— Stated task —
Quote the records in full and leave their pictures out.

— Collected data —
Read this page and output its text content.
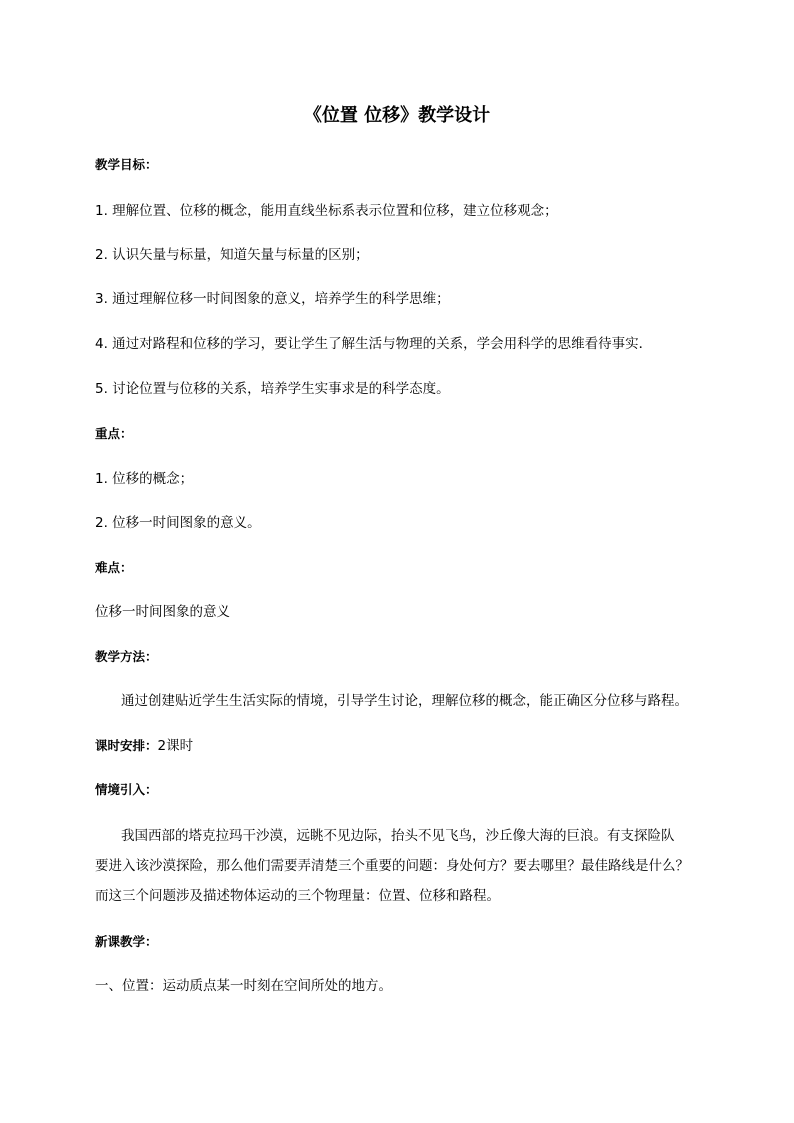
《位置 位移》教学设计
教学目标：
1. 理解位置、位移的概念，能用直线坐标系表示位置和位移，建立位移观念；
2. 认识矢量与标量，知道矢量与标量的区别；
3. 通过理解位移一时间图象的意义，培养学生的科学思维；
4. 通过对路程和位移的学习，要让学生了解生活与物理的关系，学会用科学的思维看待事实．
5. 讨论位置与位移的关系，培养学生实事求是的科学态度。
重点：
1. 位移的概念；
2. 位移一时间图象的意义。
难点：
位移一时间图象的意义
教学方法：
通过创建贴近学生生活实际的情境，引导学生讨论，理解位移的概念，能正确区分位移与路程。
课时安排：2课时
情境引入：
我国西部的塔克拉玛干沙漠，远眺不见边际，抬头不见飞鸟，沙丘像大海的巨浪。有支探险队
要进入该沙漠探险，那么他们需要弄清楚三个重要的问题：身处何方？要去哪里？最佳路线是什么？
而这三个问题涉及描述物体运动的三个物理量：位置、位移和路程。
新课教学：
一、位置：运动质点某一时刻在空间所处的地方。
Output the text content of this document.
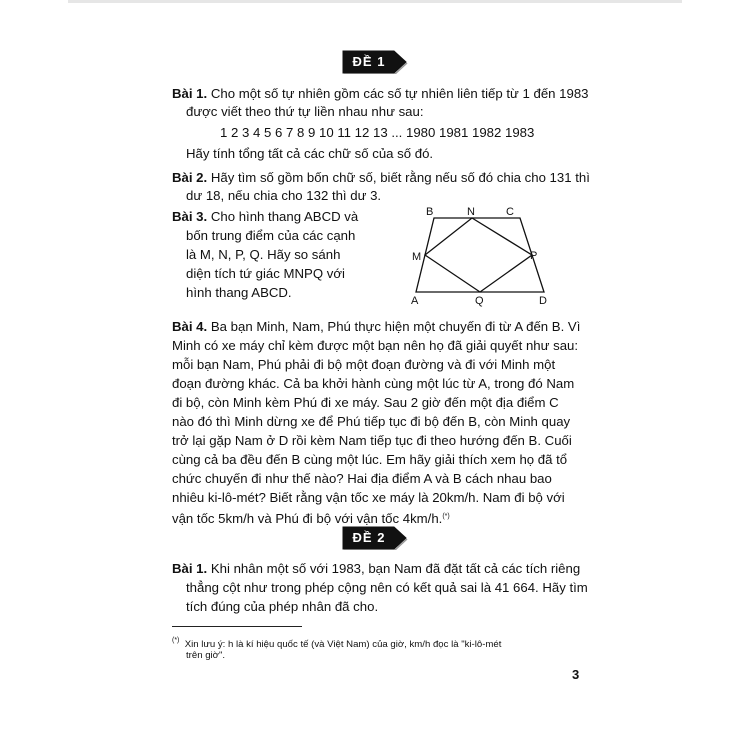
ĐỀ 1
Bài 1. Cho một số tự nhiên gồm các số tự nhiên liên tiếp từ 1 đến 1983
được viết theo thứ tự liền nhau như sau:
1 2 3 4 5 6 7 8 9 10 11 12 13 ... 1980 1981 1982 1983
Hãy tính tổng tất cả các chữ số của số đó.
Bài 2. Hãy tìm số gồm bốn chữ số, biết rằng nếu số đó chia cho 131 thì
dư 18, nếu chia cho 132 thì dư 3.
Bài 3. Cho hình thang ABCD và
bốn trung điểm của các cạnh
là M, N, P, Q. Hãy so sánh
diện tích tứ giác MNPQ với
hình thang ABCD.
B	N	C
M	P
A	Q	D
Bài 4. Ba bạn Minh, Nam, Phú thực hiện một chuyến đi từ A đến B. Vì
Minh có xe máy chỉ kèm được một bạn nên họ đã giải quyết như sau:
mỗi bạn Nam, Phú phải đi bộ một đoạn đường và đi với Minh một
đoạn đường khác. Cả ba khởi hành cùng một lúc từ A, trong đó Nam
đi bộ, còn Minh kèm Phú đi xe máy. Sau 2 giờ đến một địa điểm C
nào đó thì Minh dừng xe để Phú tiếp tục đi bộ đến B, còn Minh quay
trở lại gặp Nam ở D rồi kèm Nam tiếp tục đi theo hướng đến B. Cuối
cùng cả ba đều đến B cùng một lúc. Em hãy giải thích xem họ đã tổ
chức chuyến đi như thế nào? Hai địa điểm A và B cách nhau bao
nhiêu ki-lô-mét? Biết rằng vận tốc xe máy là 20km/h. Nam đi bộ với
vận tốc 5km/h và Phú đi bộ với vận tốc 4km/h.(*)
ĐỀ 2
Bài 1. Khi nhân một số với 1983, bạn Nam đã đặt tất cả các tích riêng
thẳng cột như trong phép cộng nên có kết quả sai là 41 664. Hãy tìm
tích đúng của phép nhân đã cho.
(*) Xin lưu ý: h là kí hiệu quốc tế (và Việt Nam) của giờ, km/h đọc là "ki-lô-mét
trên giờ".
3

— Expected output —
Read this page and output its text content.
《位置 位移》教学设计
教学目标：
1. 理解位置、位移的概念，能用直线坐标系表示位置和位移，建立位移观念；
2. 认识矢量与标量，知道矢量与标量的区别；
3. 通过理解位移一时间图象的意义，培养学生的科学思维；
4. 通过对路程和位移的学习，要让学生了解生活与物理的关系，学会用科学的思维看待事实．
5. 讨论位置与位移的关系，培养学生实事求是的科学态度。
重点：
1. 位移的概念；
2. 位移一时间图象的意义。
难点：
位移一时间图象的意义
教学方法：
通过创建贴近学生生活实际的情境，引导学生讨论，理解位移的概念，能正确区分位移与路程。
课时安排：2课时
情境引入：
我国西部的塔克拉玛干沙漠，远眺不见边际，抬头不见飞鸟，沙丘像大海的巨浪。有支探险队
要进入该沙漠探险，那么他们需要弄清楚三个重要的问题：身处何方？要去哪里？最佳路线是什么？
而这三个问题涉及描述物体运动的三个物理量：位置、位移和路程。
新课教学：
一、位置：运动质点某一时刻在空间所处的地方。
Output the text content of this document.
ĐỀ 1
Bài 1. Cho một số tự nhiên gồm các số tự nhiên liên tiếp từ 1 đến 1983
được viết theo thứ tự liền nhau như sau:
1 2 3 4 5 6 7 8 9 10 11 12 13 ... 1980 1981 1982 1983
Hãy tính tổng tất cả các chữ số của số đó.
Bài 2. Hãy tìm số gồm bốn chữ số, biết rằng nếu số đó chia cho 131 thì
dư 18, nếu chia cho 132 thì dư 3.
Bài 3. Cho hình thang ABCD và
bốn trung điểm của các cạnh
là M, N, P, Q. Hãy so sánh
diện tích tứ giác MNPQ với
hình thang ABCD.
B	N	C
M	P
A	Q	D
Bài 4. Ba bạn Minh, Nam, Phú thực hiện một chuyến đi từ A đến B. Vì
Minh có xe máy chỉ kèm được một bạn nên họ đã giải quyết như sau:
mỗi bạn Nam, Phú phải đi bộ một đoạn đường và đi với Minh một
đoạn đường khác. Cả ba khởi hành cùng một lúc từ A, trong đó Nam
đi bộ, còn Minh kèm Phú đi xe máy. Sau 2 giờ đến một địa điểm C
nào đó thì Minh dừng xe để Phú tiếp tục đi bộ đến B, còn Minh quay
trở lại gặp Nam ở D rồi kèm Nam tiếp tục đi theo hướng đến B. Cuối
cùng cả ba đều đến B cùng một lúc. Em hãy giải thích xem họ đã tổ
chức chuyến đi như thế nào? Hai địa điểm A và B cách nhau bao
nhiêu ki-lô-mét? Biết rằng vận tốc xe máy là 20km/h. Nam đi bộ với
vận tốc 5km/h và Phú đi bộ với vận tốc 4km/h.(*)
ĐỀ 2
Bài 1. Khi nhân một số với 1983, bạn Nam đã đặt tất cả các tích riêng
thẳng cột như trong phép cộng nên có kết quả sai là 41 664. Hãy tìm
tích đúng của phép nhân đã cho.
(*) Xin lưu ý: h là kí hiệu quốc tế (và Việt Nam) của giờ, km/h đọc là "ki-lô-mét
trên giờ".
3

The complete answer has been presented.